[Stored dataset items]
(begin)
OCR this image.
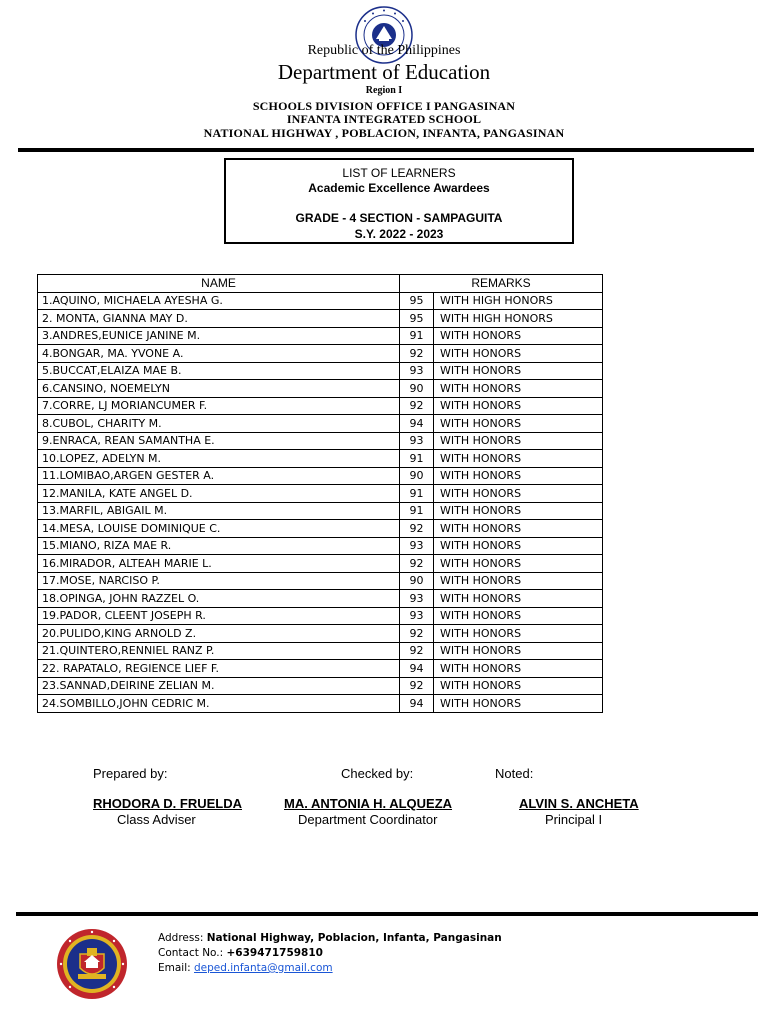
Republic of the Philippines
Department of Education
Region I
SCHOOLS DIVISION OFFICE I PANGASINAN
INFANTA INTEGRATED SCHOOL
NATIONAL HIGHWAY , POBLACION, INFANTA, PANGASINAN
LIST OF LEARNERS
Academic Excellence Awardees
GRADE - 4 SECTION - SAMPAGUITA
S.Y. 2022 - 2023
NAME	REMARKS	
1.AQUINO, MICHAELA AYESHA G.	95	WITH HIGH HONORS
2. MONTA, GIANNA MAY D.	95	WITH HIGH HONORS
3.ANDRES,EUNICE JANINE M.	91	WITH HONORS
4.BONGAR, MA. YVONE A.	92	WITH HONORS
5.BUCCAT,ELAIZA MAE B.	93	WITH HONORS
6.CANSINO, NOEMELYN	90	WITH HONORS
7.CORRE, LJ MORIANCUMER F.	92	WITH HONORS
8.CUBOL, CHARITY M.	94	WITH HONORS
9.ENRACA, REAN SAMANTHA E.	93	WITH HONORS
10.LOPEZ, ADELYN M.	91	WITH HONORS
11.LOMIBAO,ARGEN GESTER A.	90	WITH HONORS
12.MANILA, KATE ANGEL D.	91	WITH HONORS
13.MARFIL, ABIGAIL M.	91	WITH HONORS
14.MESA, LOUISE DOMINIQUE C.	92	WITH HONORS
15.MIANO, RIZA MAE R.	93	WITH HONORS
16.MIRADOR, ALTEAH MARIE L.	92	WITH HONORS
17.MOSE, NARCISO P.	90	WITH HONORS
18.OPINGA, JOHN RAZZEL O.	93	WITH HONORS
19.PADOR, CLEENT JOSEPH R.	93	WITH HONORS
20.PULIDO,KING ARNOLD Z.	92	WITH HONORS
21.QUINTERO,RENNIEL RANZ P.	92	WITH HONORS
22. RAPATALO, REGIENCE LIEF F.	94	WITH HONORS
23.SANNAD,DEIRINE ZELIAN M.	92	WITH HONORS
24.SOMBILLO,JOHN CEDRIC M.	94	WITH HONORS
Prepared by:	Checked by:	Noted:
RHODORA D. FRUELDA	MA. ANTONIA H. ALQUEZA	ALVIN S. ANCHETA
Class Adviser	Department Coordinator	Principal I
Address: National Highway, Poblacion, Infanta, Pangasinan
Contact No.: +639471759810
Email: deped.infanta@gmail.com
(end)
(begin)
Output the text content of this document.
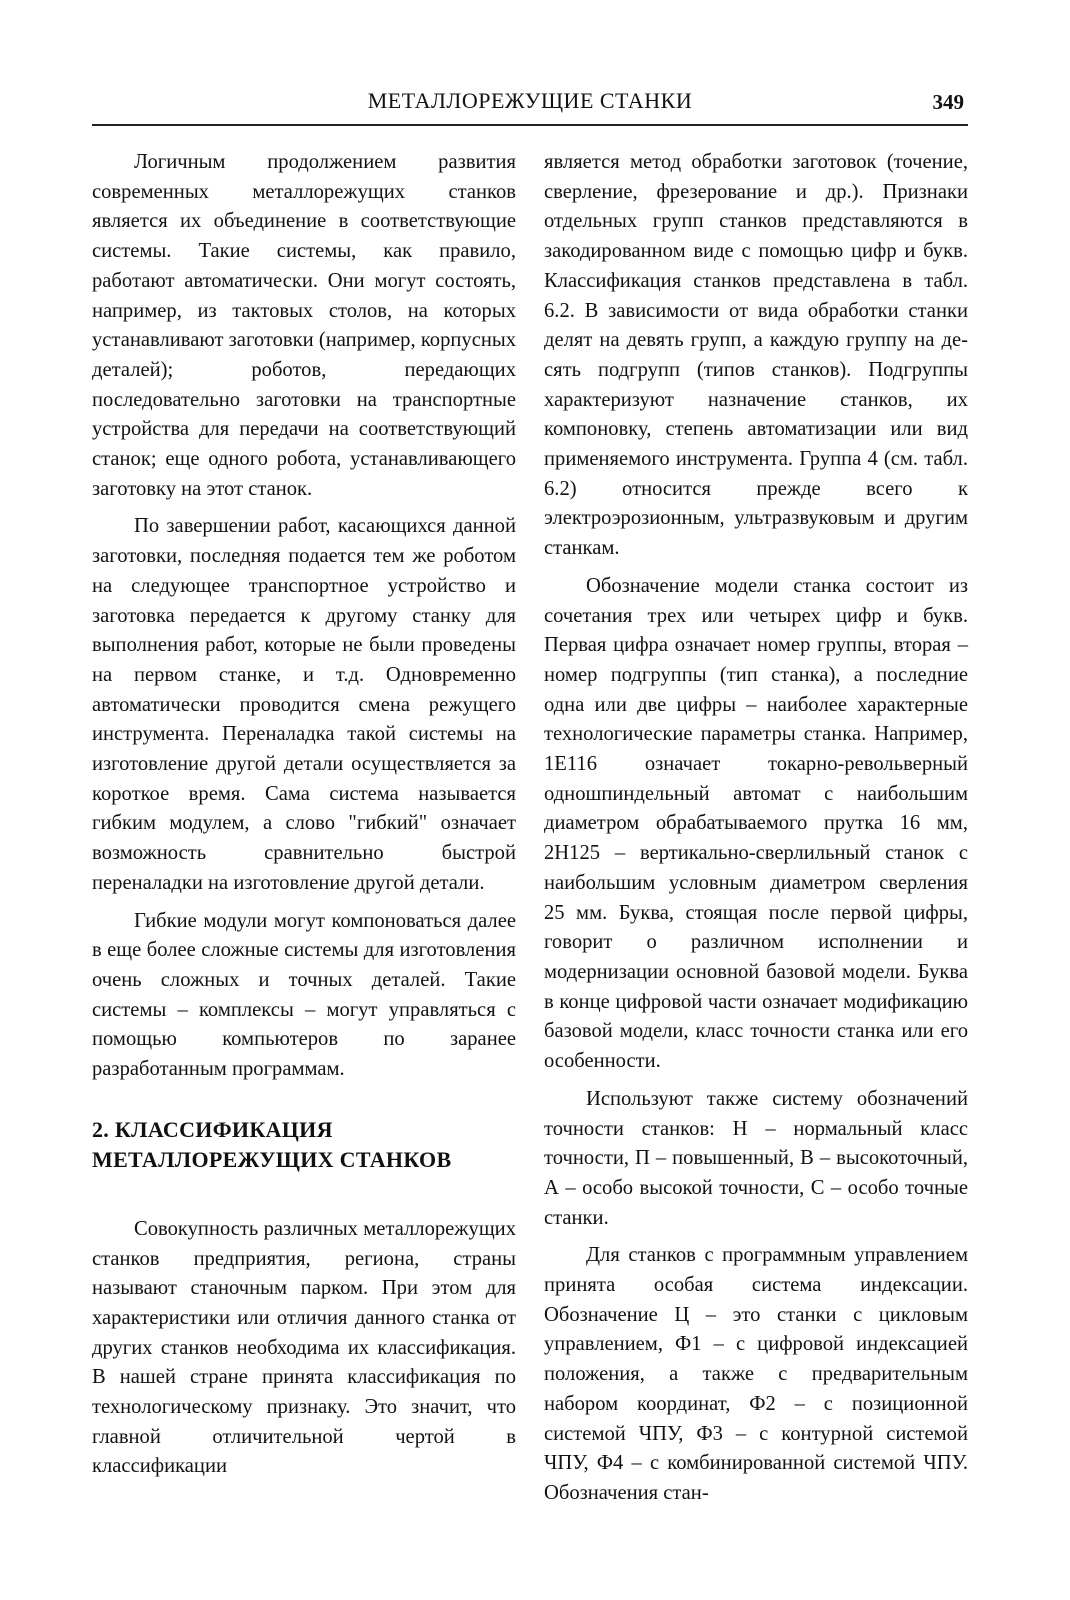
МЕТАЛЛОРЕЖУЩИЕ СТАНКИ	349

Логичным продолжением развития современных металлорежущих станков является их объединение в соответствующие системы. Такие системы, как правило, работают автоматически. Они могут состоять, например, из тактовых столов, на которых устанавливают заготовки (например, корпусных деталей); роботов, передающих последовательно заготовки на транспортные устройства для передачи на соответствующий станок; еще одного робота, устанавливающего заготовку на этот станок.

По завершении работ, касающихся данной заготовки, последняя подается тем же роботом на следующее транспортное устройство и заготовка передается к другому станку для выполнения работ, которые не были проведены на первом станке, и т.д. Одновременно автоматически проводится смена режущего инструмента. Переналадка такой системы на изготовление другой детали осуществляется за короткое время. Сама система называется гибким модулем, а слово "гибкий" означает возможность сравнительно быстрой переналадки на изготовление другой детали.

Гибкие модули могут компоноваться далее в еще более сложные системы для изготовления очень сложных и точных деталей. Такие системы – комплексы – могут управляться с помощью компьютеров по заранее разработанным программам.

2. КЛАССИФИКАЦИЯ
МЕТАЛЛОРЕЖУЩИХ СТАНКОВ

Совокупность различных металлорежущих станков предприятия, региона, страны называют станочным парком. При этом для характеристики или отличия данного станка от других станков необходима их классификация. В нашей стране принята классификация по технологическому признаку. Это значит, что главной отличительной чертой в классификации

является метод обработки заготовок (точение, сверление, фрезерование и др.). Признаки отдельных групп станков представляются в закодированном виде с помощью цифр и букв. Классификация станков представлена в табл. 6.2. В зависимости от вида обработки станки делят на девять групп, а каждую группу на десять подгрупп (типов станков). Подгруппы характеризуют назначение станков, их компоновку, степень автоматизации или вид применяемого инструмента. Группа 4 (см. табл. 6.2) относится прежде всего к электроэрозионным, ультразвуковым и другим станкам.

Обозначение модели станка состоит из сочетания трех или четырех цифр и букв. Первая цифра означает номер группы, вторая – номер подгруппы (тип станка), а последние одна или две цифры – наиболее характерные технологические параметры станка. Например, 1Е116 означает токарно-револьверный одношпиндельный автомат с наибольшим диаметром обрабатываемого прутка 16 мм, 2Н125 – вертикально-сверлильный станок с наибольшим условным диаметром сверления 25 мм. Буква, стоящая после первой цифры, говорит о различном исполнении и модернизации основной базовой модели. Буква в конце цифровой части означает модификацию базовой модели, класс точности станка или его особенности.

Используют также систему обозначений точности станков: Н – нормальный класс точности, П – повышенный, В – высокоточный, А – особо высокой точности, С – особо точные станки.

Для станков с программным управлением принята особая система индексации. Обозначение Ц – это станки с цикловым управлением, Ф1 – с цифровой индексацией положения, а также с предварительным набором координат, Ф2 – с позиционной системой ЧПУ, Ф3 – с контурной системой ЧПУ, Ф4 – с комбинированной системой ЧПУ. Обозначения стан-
(end)
[What is needed]
Pick out each line in the material containing "заготовки".

[Response below]
Логичным продолжением развития современных металлорежущих станков является их объединение в соответствующие системы. Такие системы, как правило, работают автоматически. Они могут состоять, например, из тактовых столов, на которых устанавливают заготовки (например, корпусных деталей); роботов, передающих последовательно заготовки на транспортные устройства для передачи на соответствующий станок; еще одного робота, устанавливающего заготовку на этот станок.
По завершении работ, касающихся данной заготовки, последняя подается тем же роботом на следующее транспортное устройство и заготовка передается к другому станку для выполнения работ, которые не были проведены на первом станке, и т.д. Одновременно автоматически проводится смена режущего инструмента. Переналадка такой системы на изготовление другой детали осуществляется за короткое время. Сама система называется гибким модулем, а слово "гибкий" означает возможность сравнительно быстрой переналадки на изготовление другой детали.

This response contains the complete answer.